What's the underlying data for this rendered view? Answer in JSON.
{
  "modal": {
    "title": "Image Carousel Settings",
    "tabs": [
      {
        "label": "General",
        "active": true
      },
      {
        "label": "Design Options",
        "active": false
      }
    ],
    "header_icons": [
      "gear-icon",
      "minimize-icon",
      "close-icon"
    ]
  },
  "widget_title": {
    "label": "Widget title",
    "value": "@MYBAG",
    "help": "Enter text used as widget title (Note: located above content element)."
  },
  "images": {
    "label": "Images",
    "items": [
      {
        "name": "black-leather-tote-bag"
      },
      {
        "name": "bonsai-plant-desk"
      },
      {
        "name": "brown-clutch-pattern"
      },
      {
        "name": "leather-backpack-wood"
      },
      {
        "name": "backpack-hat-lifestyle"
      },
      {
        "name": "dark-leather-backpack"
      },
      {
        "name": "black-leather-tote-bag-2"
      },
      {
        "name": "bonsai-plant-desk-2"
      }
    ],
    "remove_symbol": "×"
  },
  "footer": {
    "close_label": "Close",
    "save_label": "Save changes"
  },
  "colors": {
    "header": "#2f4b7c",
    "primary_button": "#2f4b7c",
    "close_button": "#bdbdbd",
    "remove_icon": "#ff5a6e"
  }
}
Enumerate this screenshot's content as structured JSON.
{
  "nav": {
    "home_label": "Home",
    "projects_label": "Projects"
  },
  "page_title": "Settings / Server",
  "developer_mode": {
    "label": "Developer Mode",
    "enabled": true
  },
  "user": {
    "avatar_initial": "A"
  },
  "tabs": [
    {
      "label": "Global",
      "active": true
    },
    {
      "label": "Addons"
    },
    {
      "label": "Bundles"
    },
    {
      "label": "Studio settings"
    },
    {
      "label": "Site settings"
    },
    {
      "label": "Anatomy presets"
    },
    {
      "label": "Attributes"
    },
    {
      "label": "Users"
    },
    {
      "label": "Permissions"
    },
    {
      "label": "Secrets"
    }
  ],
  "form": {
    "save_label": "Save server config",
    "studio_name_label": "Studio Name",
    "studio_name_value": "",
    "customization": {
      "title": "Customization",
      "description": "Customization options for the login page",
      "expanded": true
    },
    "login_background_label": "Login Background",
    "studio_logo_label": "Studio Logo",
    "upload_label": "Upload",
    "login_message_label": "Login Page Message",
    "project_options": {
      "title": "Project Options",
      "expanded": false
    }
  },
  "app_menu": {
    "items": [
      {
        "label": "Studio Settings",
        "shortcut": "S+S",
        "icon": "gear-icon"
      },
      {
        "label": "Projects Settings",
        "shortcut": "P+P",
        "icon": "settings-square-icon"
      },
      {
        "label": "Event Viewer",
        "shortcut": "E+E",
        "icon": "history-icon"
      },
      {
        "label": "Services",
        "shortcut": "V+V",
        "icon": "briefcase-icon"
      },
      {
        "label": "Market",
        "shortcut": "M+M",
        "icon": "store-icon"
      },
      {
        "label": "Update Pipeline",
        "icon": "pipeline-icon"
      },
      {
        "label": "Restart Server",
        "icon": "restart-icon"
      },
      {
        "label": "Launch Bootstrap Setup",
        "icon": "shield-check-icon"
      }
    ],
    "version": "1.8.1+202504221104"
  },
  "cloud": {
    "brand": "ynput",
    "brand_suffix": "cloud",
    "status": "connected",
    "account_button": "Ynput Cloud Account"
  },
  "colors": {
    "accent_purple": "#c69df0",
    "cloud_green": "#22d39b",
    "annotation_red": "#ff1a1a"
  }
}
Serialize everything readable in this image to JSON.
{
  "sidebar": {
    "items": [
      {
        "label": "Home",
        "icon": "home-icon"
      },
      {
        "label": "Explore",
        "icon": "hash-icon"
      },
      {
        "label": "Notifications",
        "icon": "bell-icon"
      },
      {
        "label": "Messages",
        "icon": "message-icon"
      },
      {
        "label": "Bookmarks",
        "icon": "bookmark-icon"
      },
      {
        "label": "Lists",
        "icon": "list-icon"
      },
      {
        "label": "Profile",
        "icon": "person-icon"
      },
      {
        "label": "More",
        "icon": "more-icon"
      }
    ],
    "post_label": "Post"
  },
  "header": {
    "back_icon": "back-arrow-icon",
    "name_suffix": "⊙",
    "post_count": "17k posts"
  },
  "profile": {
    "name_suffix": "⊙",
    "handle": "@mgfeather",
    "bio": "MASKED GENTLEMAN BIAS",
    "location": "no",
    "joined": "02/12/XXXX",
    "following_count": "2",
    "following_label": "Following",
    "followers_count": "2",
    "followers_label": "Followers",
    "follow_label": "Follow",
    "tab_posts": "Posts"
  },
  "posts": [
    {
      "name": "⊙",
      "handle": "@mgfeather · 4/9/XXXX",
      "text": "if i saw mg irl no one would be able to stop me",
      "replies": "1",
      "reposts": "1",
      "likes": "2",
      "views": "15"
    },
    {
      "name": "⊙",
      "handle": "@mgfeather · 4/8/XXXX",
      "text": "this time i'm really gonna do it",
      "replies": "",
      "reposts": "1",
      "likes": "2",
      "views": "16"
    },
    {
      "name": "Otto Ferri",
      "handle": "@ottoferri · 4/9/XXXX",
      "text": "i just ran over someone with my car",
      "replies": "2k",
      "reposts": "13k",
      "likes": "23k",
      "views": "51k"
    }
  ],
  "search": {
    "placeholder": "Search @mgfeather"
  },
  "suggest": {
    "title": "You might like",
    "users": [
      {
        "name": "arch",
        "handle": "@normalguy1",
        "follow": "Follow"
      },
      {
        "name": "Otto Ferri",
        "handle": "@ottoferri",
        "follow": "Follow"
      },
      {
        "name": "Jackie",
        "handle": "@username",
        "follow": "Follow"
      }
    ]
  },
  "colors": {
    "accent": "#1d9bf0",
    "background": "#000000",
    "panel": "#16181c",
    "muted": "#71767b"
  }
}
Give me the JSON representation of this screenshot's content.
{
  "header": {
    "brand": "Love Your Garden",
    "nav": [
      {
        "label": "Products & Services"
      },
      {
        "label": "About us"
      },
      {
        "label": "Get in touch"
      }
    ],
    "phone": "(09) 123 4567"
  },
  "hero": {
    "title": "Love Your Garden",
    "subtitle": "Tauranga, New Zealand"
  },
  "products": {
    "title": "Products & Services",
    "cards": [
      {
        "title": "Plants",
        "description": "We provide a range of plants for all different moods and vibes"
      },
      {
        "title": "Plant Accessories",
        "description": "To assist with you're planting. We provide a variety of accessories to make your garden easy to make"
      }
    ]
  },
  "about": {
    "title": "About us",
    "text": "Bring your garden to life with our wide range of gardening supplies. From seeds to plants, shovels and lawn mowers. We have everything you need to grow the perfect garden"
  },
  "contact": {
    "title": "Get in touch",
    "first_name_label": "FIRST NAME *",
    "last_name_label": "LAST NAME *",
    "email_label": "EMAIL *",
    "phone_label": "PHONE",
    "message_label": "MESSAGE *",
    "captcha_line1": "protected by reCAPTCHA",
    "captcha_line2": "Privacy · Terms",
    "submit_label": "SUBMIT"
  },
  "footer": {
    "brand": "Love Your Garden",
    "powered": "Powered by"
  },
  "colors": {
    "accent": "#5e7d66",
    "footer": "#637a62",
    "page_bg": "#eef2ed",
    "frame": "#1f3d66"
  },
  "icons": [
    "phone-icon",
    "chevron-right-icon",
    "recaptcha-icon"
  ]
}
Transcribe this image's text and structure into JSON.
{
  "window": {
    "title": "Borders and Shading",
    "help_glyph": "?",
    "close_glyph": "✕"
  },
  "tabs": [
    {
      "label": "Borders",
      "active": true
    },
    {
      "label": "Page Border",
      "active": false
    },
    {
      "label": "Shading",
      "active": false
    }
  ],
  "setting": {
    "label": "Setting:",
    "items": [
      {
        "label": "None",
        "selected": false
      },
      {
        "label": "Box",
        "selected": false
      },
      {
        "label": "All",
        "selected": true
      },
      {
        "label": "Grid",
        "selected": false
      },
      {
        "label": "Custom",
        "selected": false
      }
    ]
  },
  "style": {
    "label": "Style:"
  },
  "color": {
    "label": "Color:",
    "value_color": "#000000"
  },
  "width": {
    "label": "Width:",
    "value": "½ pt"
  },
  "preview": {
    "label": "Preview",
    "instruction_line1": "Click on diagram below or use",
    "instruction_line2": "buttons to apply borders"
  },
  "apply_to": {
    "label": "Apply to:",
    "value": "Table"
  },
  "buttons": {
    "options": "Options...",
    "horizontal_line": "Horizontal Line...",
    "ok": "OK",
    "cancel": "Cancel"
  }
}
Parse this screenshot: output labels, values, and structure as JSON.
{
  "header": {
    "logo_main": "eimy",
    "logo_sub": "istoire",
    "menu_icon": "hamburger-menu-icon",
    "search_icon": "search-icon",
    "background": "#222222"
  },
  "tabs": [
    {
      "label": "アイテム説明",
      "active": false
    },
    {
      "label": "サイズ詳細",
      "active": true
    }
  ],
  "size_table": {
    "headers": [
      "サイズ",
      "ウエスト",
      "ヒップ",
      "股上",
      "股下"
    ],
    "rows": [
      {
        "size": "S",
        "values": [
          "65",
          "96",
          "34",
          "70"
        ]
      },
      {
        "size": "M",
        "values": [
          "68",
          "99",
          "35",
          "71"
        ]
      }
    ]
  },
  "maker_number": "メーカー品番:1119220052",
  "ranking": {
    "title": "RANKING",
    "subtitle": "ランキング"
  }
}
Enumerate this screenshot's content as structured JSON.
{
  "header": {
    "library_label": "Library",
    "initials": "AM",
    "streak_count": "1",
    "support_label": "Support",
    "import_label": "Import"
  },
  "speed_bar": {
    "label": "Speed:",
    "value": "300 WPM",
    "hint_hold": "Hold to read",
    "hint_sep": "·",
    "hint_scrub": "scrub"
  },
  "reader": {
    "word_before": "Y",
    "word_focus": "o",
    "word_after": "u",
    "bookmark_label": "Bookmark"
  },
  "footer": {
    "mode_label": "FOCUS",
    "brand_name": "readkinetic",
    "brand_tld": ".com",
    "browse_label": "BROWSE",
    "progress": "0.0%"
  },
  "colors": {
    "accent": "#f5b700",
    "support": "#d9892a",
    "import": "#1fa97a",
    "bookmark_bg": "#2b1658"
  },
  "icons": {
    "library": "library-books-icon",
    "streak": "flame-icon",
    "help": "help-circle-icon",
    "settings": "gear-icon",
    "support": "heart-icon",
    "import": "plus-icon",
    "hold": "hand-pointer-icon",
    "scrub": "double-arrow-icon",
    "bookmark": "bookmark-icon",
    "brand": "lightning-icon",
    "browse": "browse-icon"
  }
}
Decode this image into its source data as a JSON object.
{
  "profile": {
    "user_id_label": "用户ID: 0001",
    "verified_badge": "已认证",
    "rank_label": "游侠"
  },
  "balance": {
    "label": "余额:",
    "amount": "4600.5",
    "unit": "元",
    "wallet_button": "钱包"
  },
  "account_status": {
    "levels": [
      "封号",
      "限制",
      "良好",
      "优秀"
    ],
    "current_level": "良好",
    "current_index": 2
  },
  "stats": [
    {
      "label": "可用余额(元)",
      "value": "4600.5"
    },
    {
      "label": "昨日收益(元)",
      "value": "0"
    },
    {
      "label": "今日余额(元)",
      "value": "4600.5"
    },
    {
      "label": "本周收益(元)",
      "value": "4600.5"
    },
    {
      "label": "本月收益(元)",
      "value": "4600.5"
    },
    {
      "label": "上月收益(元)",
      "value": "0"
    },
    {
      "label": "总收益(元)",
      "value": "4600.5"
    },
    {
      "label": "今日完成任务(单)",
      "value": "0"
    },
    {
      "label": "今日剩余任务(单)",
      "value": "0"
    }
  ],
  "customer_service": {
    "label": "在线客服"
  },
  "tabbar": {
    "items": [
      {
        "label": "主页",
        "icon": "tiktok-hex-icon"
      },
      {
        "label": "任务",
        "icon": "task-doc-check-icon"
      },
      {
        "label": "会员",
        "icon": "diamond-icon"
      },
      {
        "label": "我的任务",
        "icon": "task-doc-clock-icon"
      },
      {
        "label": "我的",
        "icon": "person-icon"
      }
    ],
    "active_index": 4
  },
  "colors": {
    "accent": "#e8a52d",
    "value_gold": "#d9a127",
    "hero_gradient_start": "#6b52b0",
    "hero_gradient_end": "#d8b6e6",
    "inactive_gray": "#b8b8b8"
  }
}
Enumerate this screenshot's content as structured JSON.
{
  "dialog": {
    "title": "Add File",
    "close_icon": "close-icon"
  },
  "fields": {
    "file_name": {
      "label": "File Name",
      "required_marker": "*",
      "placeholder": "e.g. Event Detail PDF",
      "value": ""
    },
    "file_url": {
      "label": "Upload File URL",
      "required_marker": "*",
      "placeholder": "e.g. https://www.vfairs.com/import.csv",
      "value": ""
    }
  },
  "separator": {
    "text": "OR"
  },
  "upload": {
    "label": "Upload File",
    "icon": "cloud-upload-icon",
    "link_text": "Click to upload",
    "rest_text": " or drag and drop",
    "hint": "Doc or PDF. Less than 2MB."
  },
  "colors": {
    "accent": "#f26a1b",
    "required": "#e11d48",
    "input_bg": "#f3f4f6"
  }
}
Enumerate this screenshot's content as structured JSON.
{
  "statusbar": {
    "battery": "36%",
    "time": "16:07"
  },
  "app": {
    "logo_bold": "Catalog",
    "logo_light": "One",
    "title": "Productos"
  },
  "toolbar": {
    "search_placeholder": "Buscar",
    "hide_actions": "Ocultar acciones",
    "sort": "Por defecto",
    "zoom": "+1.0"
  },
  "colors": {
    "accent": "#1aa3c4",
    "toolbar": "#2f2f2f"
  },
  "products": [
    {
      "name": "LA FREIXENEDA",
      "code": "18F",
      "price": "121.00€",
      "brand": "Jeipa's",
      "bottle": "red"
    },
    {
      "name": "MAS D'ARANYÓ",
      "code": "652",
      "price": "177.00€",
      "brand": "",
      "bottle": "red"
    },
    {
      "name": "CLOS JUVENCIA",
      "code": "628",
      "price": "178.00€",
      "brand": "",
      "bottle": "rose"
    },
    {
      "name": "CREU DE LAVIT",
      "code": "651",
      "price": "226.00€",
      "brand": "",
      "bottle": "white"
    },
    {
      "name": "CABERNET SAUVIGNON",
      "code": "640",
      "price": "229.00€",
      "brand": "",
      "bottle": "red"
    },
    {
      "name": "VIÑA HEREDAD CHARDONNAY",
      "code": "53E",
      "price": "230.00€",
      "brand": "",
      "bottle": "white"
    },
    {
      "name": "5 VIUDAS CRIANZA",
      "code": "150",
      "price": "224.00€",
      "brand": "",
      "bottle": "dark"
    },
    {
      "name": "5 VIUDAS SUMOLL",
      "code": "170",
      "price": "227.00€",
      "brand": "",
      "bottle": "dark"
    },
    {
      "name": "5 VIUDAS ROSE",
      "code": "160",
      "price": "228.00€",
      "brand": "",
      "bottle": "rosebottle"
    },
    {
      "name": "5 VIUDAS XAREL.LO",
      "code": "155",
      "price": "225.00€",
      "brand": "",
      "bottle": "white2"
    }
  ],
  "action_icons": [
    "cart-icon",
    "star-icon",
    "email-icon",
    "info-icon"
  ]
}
★ ★ ★
• _Work to complete_
In the records above, locate the lines holding the word "description". Copy each of them.

• _Task response_
      "description": "Customization options for the login page",
        "description": "We provide a range of plants for all different moods and vibes"
        "description": "To assist with you're planting. We provide a variety of accessories to make your garden easy to make"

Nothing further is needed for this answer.